■ WHAT TO DO: Check each line below for "name" and report how many have it, nothing else.

#### DATA LINES

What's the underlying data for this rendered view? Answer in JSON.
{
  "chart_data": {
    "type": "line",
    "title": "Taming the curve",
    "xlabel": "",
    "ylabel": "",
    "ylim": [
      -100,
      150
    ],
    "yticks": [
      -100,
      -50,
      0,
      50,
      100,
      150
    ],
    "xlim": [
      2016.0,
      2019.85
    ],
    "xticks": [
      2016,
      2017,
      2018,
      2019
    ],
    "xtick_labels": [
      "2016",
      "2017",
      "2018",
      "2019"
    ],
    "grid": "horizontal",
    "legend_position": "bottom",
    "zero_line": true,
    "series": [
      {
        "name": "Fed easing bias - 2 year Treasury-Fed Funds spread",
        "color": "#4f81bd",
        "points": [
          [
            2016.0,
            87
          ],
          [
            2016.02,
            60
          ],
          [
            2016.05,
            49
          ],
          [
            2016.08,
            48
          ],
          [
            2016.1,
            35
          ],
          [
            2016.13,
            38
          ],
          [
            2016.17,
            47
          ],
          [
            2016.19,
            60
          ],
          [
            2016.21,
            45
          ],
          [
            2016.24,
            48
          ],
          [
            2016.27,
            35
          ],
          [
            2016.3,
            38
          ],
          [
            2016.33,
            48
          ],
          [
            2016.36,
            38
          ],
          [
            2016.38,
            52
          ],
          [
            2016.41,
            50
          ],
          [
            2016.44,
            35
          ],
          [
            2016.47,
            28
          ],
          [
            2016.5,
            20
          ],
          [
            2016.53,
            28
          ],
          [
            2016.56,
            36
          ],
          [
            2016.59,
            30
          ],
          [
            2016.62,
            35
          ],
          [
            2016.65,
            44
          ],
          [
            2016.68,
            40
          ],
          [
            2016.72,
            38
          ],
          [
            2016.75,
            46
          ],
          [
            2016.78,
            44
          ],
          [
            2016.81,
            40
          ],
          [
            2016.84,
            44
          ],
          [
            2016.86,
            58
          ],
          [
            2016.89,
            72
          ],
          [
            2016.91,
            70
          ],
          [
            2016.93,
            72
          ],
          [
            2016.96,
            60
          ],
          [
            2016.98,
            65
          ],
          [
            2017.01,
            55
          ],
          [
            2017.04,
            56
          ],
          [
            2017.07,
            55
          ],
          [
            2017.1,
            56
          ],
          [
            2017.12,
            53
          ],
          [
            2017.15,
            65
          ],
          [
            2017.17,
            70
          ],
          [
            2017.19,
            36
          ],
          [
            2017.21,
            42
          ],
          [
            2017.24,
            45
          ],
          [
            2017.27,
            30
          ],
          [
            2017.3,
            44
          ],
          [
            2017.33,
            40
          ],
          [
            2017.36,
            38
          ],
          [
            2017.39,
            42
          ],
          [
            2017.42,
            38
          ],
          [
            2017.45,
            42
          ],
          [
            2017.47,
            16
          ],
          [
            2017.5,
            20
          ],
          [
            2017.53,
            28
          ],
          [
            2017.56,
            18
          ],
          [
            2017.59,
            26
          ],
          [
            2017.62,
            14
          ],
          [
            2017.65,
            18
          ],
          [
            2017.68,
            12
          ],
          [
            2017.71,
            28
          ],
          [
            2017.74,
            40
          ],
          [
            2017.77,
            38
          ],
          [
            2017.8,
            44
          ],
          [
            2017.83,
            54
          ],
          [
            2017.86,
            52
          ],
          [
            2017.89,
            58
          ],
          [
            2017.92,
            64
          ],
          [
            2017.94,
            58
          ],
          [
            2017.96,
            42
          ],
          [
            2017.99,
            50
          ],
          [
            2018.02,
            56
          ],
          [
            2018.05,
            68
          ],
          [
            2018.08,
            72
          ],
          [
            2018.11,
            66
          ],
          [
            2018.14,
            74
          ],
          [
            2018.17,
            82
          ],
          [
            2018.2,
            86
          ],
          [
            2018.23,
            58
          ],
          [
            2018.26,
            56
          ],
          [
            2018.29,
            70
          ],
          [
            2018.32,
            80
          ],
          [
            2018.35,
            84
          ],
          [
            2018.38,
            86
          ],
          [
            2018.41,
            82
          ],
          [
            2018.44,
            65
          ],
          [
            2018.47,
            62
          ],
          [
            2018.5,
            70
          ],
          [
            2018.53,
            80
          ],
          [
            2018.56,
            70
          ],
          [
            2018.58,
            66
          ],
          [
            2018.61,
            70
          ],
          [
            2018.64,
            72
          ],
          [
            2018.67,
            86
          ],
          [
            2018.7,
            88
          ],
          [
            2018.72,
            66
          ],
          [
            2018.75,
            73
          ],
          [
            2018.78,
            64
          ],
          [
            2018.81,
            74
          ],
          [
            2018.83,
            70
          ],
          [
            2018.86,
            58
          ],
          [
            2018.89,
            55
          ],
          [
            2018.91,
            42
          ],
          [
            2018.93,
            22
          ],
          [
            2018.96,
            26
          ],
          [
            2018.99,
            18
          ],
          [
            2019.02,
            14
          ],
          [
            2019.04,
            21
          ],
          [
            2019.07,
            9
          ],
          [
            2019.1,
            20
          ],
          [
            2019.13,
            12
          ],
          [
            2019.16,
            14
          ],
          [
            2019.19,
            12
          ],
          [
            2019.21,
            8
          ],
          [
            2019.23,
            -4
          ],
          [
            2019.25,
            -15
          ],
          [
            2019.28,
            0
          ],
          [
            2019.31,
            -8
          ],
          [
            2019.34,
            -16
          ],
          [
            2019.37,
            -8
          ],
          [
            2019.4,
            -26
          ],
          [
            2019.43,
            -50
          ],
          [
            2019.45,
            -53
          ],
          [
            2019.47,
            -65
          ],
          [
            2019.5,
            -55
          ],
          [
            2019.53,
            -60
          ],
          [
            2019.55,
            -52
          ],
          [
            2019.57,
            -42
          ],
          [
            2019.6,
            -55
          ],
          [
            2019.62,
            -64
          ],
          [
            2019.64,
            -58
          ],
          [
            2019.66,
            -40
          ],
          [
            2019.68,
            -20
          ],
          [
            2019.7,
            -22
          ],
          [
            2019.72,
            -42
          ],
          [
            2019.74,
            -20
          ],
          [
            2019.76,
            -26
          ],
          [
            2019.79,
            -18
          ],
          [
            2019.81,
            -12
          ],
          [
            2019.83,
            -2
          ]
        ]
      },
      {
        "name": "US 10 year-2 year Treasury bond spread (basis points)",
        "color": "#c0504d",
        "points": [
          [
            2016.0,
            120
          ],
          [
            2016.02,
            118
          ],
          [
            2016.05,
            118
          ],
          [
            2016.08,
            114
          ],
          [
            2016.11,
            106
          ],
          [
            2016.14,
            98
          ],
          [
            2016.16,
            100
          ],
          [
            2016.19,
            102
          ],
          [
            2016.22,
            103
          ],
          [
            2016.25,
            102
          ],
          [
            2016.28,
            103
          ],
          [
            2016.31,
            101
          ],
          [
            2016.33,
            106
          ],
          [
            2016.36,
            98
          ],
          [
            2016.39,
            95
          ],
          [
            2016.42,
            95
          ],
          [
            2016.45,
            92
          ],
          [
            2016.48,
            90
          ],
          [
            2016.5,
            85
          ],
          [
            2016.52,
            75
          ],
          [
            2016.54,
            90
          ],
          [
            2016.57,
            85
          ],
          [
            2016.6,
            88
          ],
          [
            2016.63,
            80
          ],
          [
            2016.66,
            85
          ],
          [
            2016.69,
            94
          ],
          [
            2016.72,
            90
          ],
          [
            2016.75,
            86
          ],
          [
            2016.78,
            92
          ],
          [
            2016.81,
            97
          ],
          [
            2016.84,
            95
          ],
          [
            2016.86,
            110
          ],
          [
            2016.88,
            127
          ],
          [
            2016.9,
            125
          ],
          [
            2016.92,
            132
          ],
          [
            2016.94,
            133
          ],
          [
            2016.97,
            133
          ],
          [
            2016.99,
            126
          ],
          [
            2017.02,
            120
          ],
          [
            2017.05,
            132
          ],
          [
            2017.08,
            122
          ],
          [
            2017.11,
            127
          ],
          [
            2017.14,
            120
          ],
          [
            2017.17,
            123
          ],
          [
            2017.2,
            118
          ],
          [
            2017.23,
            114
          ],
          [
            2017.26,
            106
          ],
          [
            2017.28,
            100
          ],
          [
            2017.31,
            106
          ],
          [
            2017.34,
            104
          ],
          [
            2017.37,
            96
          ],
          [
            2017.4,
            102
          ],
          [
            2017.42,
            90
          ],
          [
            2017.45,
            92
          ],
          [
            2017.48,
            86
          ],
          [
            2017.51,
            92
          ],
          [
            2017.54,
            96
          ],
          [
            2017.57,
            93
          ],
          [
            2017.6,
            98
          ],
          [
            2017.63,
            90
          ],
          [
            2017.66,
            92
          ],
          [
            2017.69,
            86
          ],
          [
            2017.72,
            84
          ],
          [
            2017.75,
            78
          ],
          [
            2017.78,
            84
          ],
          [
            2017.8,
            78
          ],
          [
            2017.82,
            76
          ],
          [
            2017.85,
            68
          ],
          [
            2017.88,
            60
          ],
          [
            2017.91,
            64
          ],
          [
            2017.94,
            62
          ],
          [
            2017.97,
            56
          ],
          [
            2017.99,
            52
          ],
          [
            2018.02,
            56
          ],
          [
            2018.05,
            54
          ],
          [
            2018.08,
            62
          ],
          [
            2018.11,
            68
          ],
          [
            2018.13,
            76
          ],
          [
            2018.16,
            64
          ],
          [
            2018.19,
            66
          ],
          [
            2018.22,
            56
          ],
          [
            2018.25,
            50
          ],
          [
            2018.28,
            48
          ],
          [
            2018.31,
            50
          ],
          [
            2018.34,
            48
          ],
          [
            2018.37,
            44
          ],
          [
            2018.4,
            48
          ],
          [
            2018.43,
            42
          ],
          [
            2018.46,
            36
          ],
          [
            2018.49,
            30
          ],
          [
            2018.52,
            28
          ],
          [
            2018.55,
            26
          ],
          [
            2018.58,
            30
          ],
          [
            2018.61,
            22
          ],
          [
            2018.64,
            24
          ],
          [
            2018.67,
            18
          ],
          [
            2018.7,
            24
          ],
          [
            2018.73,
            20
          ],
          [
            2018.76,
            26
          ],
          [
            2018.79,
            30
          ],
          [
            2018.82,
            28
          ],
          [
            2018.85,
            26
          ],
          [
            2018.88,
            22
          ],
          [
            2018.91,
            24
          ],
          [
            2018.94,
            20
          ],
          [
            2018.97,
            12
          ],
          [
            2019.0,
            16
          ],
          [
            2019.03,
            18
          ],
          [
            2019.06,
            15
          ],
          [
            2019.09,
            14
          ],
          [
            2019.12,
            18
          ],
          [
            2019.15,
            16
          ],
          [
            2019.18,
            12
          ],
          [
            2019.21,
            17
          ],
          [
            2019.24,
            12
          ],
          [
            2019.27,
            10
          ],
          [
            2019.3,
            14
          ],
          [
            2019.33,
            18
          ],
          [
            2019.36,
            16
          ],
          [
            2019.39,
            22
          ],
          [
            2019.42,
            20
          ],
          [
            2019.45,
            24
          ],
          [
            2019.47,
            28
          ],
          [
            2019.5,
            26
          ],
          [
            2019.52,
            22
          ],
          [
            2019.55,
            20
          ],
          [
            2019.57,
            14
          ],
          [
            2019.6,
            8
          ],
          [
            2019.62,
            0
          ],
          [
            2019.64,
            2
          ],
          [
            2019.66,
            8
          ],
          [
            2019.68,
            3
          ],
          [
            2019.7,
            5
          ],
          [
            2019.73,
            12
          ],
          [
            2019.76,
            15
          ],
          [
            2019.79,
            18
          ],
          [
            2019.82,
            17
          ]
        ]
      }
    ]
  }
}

########

■ WORKED SOLUTION: 2